> [GIVEN TASK]
Show all lines from the listing below that contain "value".

Items from a figure collection:
◆ ◆ ◆ ◆ ◆ ◆ ◆

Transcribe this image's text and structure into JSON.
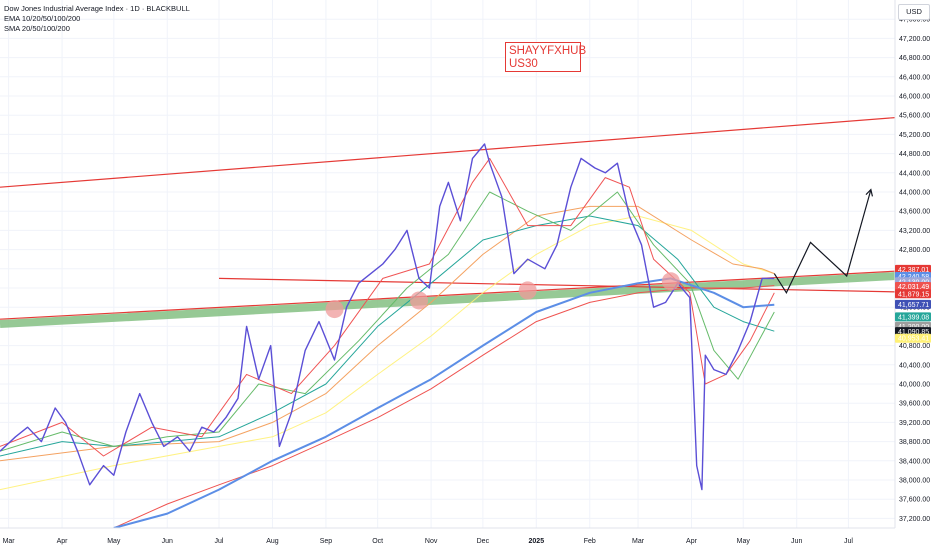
{
  "legend": {
    "title": "Dow Jones Industrial Average Index · 1D · BLACKBULL",
    "ema": "EMA 10/20/50/100/200",
    "sma": "SMA 20/50/100/200"
  },
  "currency": "USD",
  "watermark": {
    "line1": "SHAYYFXHUB",
    "line2": "US30"
  },
  "colors": {
    "price": "#5b4fd6",
    "ema10": "#f05454",
    "ema20": "#66bb6a",
    "ema50": "#26a69a",
    "sma50": "#f4a261",
    "sma100": "#fff176",
    "sma200": "#ef5350",
    "ema200": "#5c8ee6",
    "trend_red": "#e53935",
    "support_band": "#8bc48a",
    "projection": "#131722"
  },
  "chart_data": {
    "type": "line",
    "title": "Dow Jones Industrial Average Index · 1D · BLACKBULL",
    "xlabel": "",
    "ylabel": "",
    "ylim": [
      37000,
      48000
    ],
    "xlim": [
      "2024-02-25",
      "2025-07-28"
    ],
    "grid": true,
    "legend_placement": "top-left",
    "y_ticks": [
      37200,
      37600,
      38000,
      38400,
      38800,
      39200,
      39600,
      40000,
      40400,
      40800,
      41200,
      41600,
      42000,
      42400,
      42800,
      43200,
      43600,
      44000,
      44400,
      44800,
      45200,
      45600,
      46000,
      46400,
      46800,
      47200,
      47600
    ],
    "y_tick_labels": [
      "37,200.00",
      "37,600.00",
      "38,000.00",
      "38,400.00",
      "38,800.00",
      "39,200.00",
      "39,600.00",
      "40,000.00",
      "40,400.00",
      "40,800.00",
      "41,200.00",
      "41,600.00",
      "42,000.00",
      "42,400.00",
      "42,800.00",
      "43,200.00",
      "43,600.00",
      "44,000.00",
      "44,400.00",
      "44,800.00",
      "45,200.00",
      "45,600.00",
      "46,000.00",
      "46,400.00",
      "46,800.00",
      "47,200.00",
      "47,600.00"
    ],
    "x_ticks": [
      {
        "label": "Mar",
        "date": "2024-03-01"
      },
      {
        "label": "Apr",
        "date": "2024-04-01"
      },
      {
        "label": "May",
        "date": "2024-05-01"
      },
      {
        "label": "Jun",
        "date": "2024-06-01"
      },
      {
        "label": "Jul",
        "date": "2024-07-01"
      },
      {
        "label": "Aug",
        "date": "2024-08-01"
      },
      {
        "label": "Sep",
        "date": "2024-09-01"
      },
      {
        "label": "Oct",
        "date": "2024-10-01"
      },
      {
        "label": "Nov",
        "date": "2024-11-01"
      },
      {
        "label": "Dec",
        "date": "2024-12-01"
      },
      {
        "label": "2025",
        "date": "2025-01-01"
      },
      {
        "label": "Feb",
        "date": "2025-02-01"
      },
      {
        "label": "Mar",
        "date": "2025-03-01"
      },
      {
        "label": "Apr",
        "date": "2025-04-01"
      },
      {
        "label": "May",
        "date": "2025-05-01"
      },
      {
        "label": "Jun",
        "date": "2025-06-01"
      },
      {
        "label": "Jul",
        "date": "2025-07-01"
      }
    ],
    "series": [
      {
        "key": "price",
        "x": [
          "2024-02-25",
          "2024-03-05",
          "2024-03-12",
          "2024-03-20",
          "2024-03-28",
          "2024-04-03",
          "2024-04-10",
          "2024-04-17",
          "2024-04-25",
          "2024-05-01",
          "2024-05-08",
          "2024-05-16",
          "2024-05-23",
          "2024-05-30",
          "2024-06-07",
          "2024-06-14",
          "2024-06-21",
          "2024-06-28",
          "2024-07-05",
          "2024-07-12",
          "2024-07-17",
          "2024-07-24",
          "2024-07-31",
          "2024-08-05",
          "2024-08-12",
          "2024-08-20",
          "2024-08-28",
          "2024-09-06",
          "2024-09-13",
          "2024-09-20",
          "2024-09-27",
          "2024-10-04",
          "2024-10-11",
          "2024-10-18",
          "2024-10-25",
          "2024-10-31",
          "2024-11-06",
          "2024-11-11",
          "2024-11-18",
          "2024-11-25",
          "2024-12-02",
          "2024-12-05",
          "2024-12-12",
          "2024-12-19",
          "2024-12-27",
          "2025-01-06",
          "2025-01-13",
          "2025-01-21",
          "2025-01-27",
          "2025-02-04",
          "2025-02-10",
          "2025-02-17",
          "2025-02-24",
          "2025-03-03",
          "2025-03-10",
          "2025-03-17",
          "2025-03-24",
          "2025-03-31",
          "2025-04-04",
          "2025-04-07",
          "2025-04-09",
          "2025-04-14",
          "2025-04-21",
          "2025-04-28",
          "2025-05-05",
          "2025-05-12",
          "2025-05-19"
        ],
        "y": [
          38600,
          38900,
          39100,
          38800,
          39500,
          39200,
          38600,
          37900,
          38300,
          38100,
          39000,
          39800,
          39200,
          38700,
          38900,
          38600,
          39100,
          39000,
          39300,
          39700,
          41200,
          40100,
          40800,
          38700,
          39400,
          40700,
          41300,
          40500,
          41600,
          42100,
          42300,
          42500,
          42800,
          43200,
          42200,
          42000,
          43700,
          44200,
          43400,
          44700,
          45000,
          44600,
          43900,
          42300,
          42600,
          42400,
          42900,
          44100,
          44700,
          44500,
          44400,
          44600,
          43500,
          42900,
          41600,
          41700,
          42100,
          41800,
          38300,
          37800,
          40600,
          40300,
          40200,
          40700,
          41300,
          42200,
          42200
        ]
      },
      {
        "key": "ema10",
        "x": [
          "2024-02-25",
          "2024-04-01",
          "2024-04-25",
          "2024-05-23",
          "2024-06-21",
          "2024-07-17",
          "2024-08-12",
          "2024-09-06",
          "2024-10-04",
          "2024-10-31",
          "2024-11-25",
          "2024-12-05",
          "2024-12-27",
          "2025-01-21",
          "2025-02-10",
          "2025-02-24",
          "2025-03-10",
          "2025-03-31",
          "2025-04-09",
          "2025-04-21",
          "2025-05-05",
          "2025-05-19"
        ],
        "y": [
          38700,
          39200,
          38500,
          39100,
          38900,
          40200,
          39800,
          40800,
          42200,
          42500,
          44200,
          44700,
          43300,
          43300,
          44300,
          44100,
          42600,
          41900,
          40000,
          40200,
          40900,
          41900
        ]
      },
      {
        "key": "ema20",
        "x": [
          "2024-02-25",
          "2024-04-01",
          "2024-05-01",
          "2024-06-01",
          "2024-07-01",
          "2024-07-24",
          "2024-08-20",
          "2024-09-20",
          "2024-10-18",
          "2024-11-11",
          "2024-12-05",
          "2024-12-27",
          "2025-01-21",
          "2025-02-17",
          "2025-03-10",
          "2025-03-31",
          "2025-04-14",
          "2025-04-28",
          "2025-05-19"
        ],
        "y": [
          38600,
          39000,
          38700,
          38900,
          39000,
          40000,
          39800,
          40900,
          42000,
          42700,
          44000,
          43600,
          43200,
          44000,
          42900,
          42100,
          40700,
          40100,
          41500
        ]
      },
      {
        "key": "ema50",
        "x": [
          "2024-02-25",
          "2024-04-01",
          "2024-05-01",
          "2024-06-01",
          "2024-07-01",
          "2024-08-01",
          "2024-09-01",
          "2024-10-01",
          "2024-11-01",
          "2024-12-01",
          "2025-01-01",
          "2025-02-01",
          "2025-03-01",
          "2025-03-24",
          "2025-04-14",
          "2025-05-01",
          "2025-05-19"
        ],
        "y": [
          38500,
          38800,
          38700,
          38800,
          38900,
          39400,
          40000,
          41200,
          42100,
          43000,
          43300,
          43500,
          43300,
          42600,
          41600,
          41300,
          41100
        ]
      },
      {
        "key": "sma50",
        "x": [
          "2024-02-25",
          "2024-05-01",
          "2024-07-01",
          "2024-08-01",
          "2024-09-01",
          "2024-10-01",
          "2024-11-01",
          "2024-12-01",
          "2025-01-01",
          "2025-02-01",
          "2025-03-01",
          "2025-04-01",
          "2025-04-25",
          "2025-05-12",
          "2025-05-19"
        ],
        "y": [
          38400,
          38700,
          38800,
          39200,
          39800,
          40800,
          41700,
          42700,
          43500,
          43700,
          43700,
          43000,
          42500,
          42400,
          42300
        ]
      },
      {
        "key": "sma100",
        "x": [
          "2024-02-25",
          "2024-05-01",
          "2024-07-01",
          "2024-08-01",
          "2024-09-01",
          "2024-10-01",
          "2024-11-01",
          "2024-12-01",
          "2025-01-01",
          "2025-02-01",
          "2025-03-01",
          "2025-04-01",
          "2025-05-01",
          "2025-05-19"
        ],
        "y": [
          37800,
          38300,
          38700,
          38900,
          39400,
          40200,
          41000,
          41900,
          42700,
          43300,
          43500,
          43200,
          42500,
          42300
        ]
      },
      {
        "key": "sma200",
        "x": [
          "2024-05-01",
          "2024-06-01",
          "2024-07-01",
          "2024-08-01",
          "2024-09-01",
          "2024-10-01",
          "2024-11-01",
          "2024-12-01",
          "2025-01-01",
          "2025-02-01",
          "2025-03-01",
          "2025-04-01",
          "2025-05-01",
          "2025-05-19"
        ],
        "y": [
          37000,
          37500,
          37900,
          38300,
          38800,
          39300,
          39900,
          40600,
          41300,
          41700,
          41900,
          42000,
          42000,
          42050
        ]
      },
      {
        "key": "ema200",
        "x": [
          "2024-05-01",
          "2024-06-01",
          "2024-07-01",
          "2024-08-01",
          "2024-09-01",
          "2024-10-01",
          "2024-11-01",
          "2024-12-01",
          "2025-01-01",
          "2025-02-01",
          "2025-03-01",
          "2025-03-20",
          "2025-04-14",
          "2025-05-01",
          "2025-05-19"
        ],
        "y": [
          37000,
          37300,
          37800,
          38400,
          38900,
          39500,
          40100,
          40800,
          41500,
          41900,
          42100,
          42200,
          41900,
          41600,
          41650
        ]
      }
    ],
    "trendlines": [
      {
        "key": "upper_channel",
        "style": "red",
        "points": [
          {
            "x": "2024-02-25",
            "y": 44100
          },
          {
            "x": "2025-07-28",
            "y": 45550
          }
        ]
      },
      {
        "key": "horizontal_resistance",
        "style": "red",
        "points": [
          {
            "x": "2024-07-01",
            "y": 42200
          },
          {
            "x": "2025-07-28",
            "y": 41920
          }
        ]
      },
      {
        "key": "lower_trendline",
        "style": "red",
        "points": [
          {
            "x": "2024-02-25",
            "y": 41350
          },
          {
            "x": "2025-07-28",
            "y": 42350
          }
        ]
      },
      {
        "key": "support_band",
        "style": "band",
        "points": [
          {
            "x": "2024-02-25",
            "y": 41250
          },
          {
            "x": "2025-07-28",
            "y": 42250
          }
        ]
      }
    ],
    "touch_points": [
      {
        "x": "2024-09-06",
        "y": 41560
      },
      {
        "x": "2024-10-25",
        "y": 41740
      },
      {
        "x": "2024-12-27",
        "y": 41950
      },
      {
        "x": "2025-03-20",
        "y": 42140
      }
    ],
    "projection": {
      "x": [
        "2025-05-19",
        "2025-05-26",
        "2025-06-09",
        "2025-06-30",
        "2025-07-14"
      ],
      "y": [
        42300,
        41900,
        42950,
        42250,
        44050
      ]
    },
    "price_tags": [
      {
        "value": 42387.01,
        "label": "42,387.01",
        "color": "#e53935"
      },
      {
        "value": 42240.58,
        "label": "42,240.58",
        "color": "#5c8ee6"
      },
      {
        "value": 42130.0,
        "label": "42,130.00",
        "color": "#9fa8da"
      },
      {
        "value": 42031.49,
        "label": "42,031.49",
        "color": "#ef5350"
      },
      {
        "value": 41879.15,
        "label": "41,879.15",
        "color": "#e53935"
      },
      {
        "value": 41657.71,
        "label": "41,657.71",
        "color": "#3f51b5"
      },
      {
        "value": 41399.08,
        "label": "41,399.08",
        "color": "#26a69a"
      },
      {
        "value": 41200.0,
        "label": "41,200.00",
        "color": "#9e9e9e"
      },
      {
        "value": 41090.85,
        "label": "41,090.85",
        "color": "#131722"
      },
      {
        "value": 40953.41,
        "label": "40,953.41",
        "color": "#fff176"
      }
    ]
  }
}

◆ ◆ ◆ ◆ ◆ ◆ ◆

> [ANSWER TO THIS EXERCISE]
        "value": 42387.01,
        "value": 42240.58,
        "value": 42130.0,
        "value": 42031.49,
        "value": 41879.15,
        "value": 41657.71,
        "value": 41399.08,
        "value": 41200.0,
        "value": 41090.85,
        "value": 40953.41,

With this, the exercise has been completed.